### What to produce
With the line containing "Read out every word on this page." as the first line and the last line of the records as the final one, reproduce that range exactly.
::: Information shown :::
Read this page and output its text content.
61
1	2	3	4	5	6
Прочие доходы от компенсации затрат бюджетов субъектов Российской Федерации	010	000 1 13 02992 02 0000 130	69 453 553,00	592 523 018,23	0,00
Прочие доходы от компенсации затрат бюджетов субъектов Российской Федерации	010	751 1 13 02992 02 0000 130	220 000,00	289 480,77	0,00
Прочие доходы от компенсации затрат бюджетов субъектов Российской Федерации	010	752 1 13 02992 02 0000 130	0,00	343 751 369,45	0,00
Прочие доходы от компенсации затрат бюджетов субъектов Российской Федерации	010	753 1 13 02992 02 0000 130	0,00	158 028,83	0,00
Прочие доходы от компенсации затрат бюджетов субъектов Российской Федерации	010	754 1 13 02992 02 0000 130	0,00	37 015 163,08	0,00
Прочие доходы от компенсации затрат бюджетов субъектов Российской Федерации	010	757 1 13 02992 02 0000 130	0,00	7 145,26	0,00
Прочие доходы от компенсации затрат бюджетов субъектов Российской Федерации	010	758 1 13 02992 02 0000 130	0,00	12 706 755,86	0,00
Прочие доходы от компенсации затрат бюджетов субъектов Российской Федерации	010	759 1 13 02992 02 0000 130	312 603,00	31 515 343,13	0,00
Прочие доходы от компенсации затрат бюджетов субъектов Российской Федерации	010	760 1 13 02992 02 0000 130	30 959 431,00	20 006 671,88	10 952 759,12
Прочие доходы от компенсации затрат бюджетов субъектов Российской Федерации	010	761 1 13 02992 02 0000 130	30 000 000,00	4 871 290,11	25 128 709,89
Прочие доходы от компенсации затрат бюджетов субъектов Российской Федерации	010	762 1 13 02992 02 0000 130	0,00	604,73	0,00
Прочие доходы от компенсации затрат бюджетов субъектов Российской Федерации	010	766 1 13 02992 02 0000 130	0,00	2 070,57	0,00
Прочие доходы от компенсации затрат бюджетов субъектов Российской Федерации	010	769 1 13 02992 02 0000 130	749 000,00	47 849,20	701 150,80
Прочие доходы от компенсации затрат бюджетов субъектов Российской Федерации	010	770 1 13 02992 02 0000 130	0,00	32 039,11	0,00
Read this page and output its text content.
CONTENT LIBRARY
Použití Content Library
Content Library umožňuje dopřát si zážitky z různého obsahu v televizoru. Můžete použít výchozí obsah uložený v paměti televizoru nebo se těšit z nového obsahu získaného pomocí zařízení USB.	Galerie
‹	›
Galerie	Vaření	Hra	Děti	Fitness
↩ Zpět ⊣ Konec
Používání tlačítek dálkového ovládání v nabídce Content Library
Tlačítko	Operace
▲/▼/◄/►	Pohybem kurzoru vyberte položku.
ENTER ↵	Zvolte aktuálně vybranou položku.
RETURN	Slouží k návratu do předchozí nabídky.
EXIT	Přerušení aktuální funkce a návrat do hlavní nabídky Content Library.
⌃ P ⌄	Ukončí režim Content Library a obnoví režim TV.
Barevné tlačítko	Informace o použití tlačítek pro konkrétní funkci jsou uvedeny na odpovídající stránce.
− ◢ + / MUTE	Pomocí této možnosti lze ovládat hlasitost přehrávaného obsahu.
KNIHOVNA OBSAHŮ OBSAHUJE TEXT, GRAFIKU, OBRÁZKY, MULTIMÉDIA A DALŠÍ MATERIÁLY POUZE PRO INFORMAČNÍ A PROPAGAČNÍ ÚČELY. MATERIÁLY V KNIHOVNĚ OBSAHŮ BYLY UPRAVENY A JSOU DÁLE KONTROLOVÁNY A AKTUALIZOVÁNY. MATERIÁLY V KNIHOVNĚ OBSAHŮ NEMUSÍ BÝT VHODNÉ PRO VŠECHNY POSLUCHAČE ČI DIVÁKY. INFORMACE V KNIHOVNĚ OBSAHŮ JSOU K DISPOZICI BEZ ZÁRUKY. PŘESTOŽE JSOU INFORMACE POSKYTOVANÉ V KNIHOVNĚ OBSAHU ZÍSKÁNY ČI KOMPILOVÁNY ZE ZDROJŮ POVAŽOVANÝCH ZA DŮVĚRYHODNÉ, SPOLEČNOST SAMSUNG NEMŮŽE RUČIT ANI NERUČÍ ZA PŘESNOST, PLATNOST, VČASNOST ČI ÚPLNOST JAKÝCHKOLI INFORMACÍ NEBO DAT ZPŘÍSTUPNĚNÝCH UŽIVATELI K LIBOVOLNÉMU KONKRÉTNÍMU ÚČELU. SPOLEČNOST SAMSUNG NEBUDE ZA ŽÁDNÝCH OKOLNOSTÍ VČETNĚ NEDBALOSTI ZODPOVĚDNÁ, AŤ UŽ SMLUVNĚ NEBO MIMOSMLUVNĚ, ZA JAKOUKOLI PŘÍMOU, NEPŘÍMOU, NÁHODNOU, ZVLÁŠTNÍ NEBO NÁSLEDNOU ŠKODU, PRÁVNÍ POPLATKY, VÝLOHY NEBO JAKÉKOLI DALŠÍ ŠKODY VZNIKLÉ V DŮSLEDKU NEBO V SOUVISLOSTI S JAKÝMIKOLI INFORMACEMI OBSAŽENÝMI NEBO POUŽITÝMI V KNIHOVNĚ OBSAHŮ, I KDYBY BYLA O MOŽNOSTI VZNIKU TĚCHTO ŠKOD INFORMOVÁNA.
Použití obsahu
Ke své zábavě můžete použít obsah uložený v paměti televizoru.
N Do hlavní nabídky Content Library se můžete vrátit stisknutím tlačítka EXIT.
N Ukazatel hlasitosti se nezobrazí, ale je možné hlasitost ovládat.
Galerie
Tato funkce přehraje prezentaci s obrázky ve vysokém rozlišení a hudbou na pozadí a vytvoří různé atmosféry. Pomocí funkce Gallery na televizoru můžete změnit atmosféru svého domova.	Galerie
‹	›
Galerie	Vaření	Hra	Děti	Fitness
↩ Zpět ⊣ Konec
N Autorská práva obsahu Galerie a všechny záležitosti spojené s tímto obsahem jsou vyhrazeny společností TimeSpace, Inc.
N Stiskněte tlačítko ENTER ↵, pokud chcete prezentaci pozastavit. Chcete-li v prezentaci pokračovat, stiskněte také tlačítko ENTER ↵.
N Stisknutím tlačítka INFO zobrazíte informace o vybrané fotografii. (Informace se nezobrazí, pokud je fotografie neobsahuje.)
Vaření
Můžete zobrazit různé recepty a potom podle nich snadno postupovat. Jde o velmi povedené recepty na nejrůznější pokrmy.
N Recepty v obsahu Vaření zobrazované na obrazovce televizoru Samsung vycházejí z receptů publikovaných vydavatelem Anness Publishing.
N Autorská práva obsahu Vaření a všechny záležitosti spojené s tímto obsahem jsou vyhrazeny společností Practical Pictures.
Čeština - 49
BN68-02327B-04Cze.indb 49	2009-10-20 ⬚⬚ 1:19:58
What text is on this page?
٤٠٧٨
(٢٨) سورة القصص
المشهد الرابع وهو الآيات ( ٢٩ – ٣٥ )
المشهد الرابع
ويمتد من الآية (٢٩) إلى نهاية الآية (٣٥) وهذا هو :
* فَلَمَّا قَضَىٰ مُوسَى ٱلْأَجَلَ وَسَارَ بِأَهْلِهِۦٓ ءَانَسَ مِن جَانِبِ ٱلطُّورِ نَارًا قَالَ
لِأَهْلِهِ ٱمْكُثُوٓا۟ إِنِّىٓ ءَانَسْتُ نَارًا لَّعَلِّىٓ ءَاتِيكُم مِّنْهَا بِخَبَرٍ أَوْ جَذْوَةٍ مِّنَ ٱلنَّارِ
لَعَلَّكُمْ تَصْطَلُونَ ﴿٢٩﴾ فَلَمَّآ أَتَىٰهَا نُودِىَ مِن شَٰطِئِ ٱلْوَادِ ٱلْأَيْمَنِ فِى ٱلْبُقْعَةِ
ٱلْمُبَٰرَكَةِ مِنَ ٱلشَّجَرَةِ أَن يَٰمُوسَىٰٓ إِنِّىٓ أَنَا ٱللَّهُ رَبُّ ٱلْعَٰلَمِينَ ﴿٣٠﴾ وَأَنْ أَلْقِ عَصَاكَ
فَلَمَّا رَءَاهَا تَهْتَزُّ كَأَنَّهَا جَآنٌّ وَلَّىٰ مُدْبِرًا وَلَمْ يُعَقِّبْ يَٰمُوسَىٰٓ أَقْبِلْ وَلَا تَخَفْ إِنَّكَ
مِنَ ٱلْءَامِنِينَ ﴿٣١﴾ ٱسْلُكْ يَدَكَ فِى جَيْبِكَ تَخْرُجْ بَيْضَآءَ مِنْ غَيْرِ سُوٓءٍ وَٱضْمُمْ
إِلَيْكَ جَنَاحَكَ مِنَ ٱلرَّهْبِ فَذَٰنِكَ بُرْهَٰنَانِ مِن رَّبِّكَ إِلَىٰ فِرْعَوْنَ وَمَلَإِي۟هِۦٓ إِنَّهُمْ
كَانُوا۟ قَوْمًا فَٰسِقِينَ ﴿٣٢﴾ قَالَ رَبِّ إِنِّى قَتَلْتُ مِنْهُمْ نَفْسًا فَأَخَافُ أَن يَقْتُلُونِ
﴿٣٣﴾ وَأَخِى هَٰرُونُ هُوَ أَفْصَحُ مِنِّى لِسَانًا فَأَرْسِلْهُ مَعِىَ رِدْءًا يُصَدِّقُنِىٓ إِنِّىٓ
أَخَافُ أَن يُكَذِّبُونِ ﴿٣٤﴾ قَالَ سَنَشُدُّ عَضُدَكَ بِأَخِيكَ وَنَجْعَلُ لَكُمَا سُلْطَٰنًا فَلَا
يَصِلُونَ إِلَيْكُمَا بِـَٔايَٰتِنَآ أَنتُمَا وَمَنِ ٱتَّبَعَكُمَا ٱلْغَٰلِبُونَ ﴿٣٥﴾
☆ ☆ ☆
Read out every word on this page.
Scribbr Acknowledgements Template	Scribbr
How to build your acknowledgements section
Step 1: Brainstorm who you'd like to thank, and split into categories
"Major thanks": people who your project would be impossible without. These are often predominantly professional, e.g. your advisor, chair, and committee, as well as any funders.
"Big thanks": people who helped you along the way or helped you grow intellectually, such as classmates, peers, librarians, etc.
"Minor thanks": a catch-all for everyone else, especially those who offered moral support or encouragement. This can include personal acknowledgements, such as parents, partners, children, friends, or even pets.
:::
### Correct answer
Read out every word on this page.
Scribbr Acknowledgements Template	Scribbr
How to build your acknowledgements section
Step 1: Brainstorm who you'd like to thank, and split into categories
"Major thanks": people who your project would be impossible without. These are often predominantly professional, e.g. your advisor, chair, and committee, as well as any funders.
"Big thanks": people who helped you along the way or helped you grow intellectually, such as classmates, peers, librarians, etc.
"Minor thanks": a catch-all for everyone else, especially those who offered moral support or encouragement. This can include personal acknowledgements, such as parents, partners, children, friends, or even pets.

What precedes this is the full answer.